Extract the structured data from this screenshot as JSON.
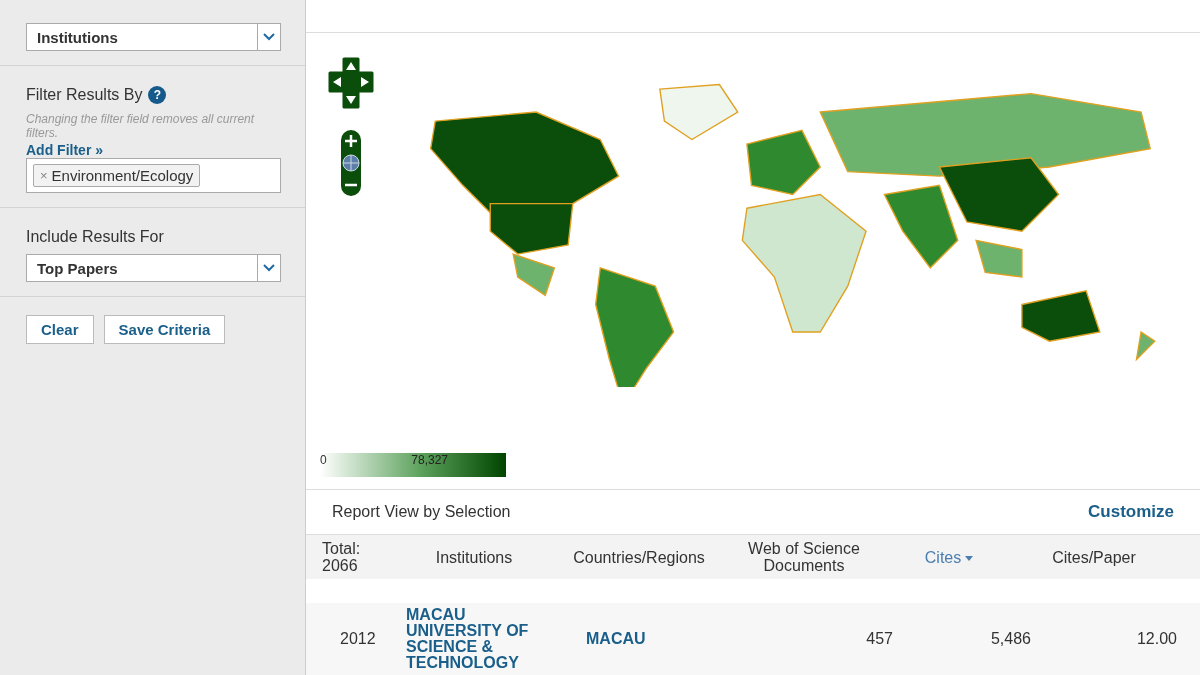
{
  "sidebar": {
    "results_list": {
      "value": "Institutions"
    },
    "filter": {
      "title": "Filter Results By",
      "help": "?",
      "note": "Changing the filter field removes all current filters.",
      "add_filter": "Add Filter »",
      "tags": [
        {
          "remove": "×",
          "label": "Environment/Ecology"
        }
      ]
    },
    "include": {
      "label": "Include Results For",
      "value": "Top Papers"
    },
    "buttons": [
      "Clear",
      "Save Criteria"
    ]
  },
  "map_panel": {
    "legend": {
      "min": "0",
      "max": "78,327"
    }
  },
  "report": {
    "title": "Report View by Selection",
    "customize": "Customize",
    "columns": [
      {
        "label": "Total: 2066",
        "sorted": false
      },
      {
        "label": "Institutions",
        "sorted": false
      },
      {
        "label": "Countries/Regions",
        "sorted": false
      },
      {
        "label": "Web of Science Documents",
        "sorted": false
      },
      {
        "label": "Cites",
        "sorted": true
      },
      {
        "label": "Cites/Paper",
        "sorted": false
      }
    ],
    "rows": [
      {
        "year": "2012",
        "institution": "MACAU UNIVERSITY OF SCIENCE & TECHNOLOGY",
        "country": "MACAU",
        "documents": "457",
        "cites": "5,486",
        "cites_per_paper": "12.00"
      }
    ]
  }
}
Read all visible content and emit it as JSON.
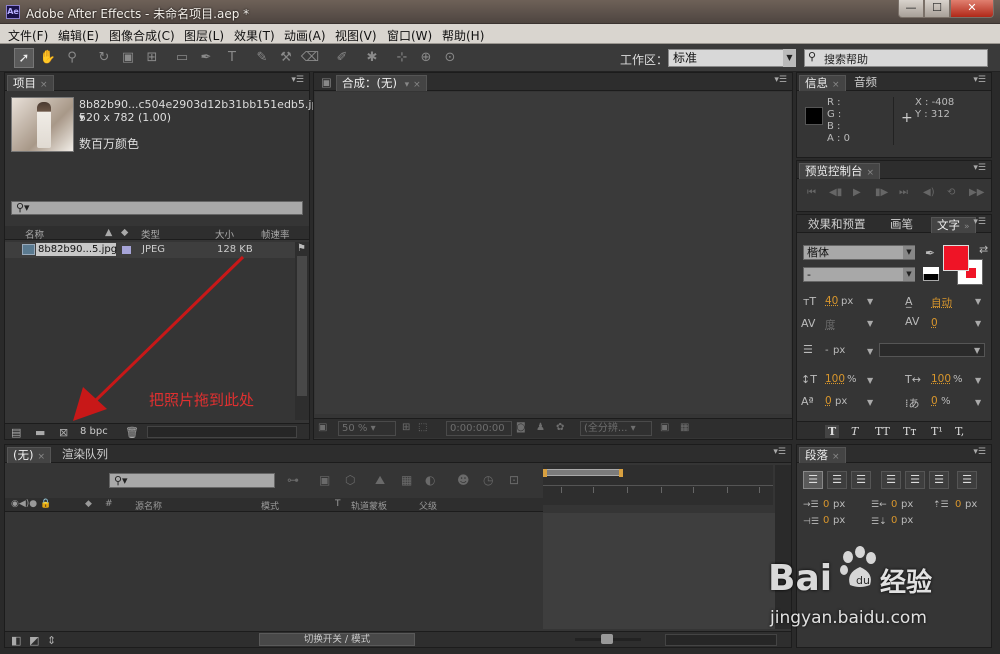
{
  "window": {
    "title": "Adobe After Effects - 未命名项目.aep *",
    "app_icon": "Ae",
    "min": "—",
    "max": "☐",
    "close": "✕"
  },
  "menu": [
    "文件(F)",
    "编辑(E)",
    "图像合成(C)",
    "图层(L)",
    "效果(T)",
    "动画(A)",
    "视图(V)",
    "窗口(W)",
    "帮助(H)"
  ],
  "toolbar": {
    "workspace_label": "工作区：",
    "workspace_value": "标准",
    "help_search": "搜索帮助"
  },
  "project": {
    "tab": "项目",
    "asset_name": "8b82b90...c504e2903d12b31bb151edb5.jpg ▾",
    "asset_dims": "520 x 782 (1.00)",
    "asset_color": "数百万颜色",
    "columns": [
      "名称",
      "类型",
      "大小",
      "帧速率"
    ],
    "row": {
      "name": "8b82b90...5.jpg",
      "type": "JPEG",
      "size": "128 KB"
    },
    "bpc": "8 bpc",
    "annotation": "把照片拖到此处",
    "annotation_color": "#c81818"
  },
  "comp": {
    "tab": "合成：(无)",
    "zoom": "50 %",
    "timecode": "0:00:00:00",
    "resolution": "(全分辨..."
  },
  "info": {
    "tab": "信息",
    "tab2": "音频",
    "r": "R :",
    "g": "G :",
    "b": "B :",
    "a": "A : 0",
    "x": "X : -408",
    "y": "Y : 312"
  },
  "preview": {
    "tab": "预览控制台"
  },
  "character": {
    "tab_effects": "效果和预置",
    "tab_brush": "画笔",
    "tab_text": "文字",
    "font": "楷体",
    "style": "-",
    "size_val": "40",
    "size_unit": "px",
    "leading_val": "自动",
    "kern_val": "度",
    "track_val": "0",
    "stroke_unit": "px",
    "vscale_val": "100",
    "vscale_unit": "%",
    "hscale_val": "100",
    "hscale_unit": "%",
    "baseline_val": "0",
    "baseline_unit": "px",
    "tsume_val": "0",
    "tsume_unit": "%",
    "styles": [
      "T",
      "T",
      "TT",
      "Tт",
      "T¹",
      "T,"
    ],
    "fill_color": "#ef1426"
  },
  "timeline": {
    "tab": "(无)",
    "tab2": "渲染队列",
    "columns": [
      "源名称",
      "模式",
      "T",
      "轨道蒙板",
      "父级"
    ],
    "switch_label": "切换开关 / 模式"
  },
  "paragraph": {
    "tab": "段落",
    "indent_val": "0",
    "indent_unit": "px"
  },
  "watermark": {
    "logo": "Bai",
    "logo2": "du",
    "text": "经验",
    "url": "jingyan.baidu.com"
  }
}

__Task to carry out__: Pull every line containing the word "MACAU" out of the material and copy it.

__Reply to the exercise__:
        "institution": "MACAU UNIVERSITY OF SCIENCE & TECHNOLOGY",
        "country": "MACAU",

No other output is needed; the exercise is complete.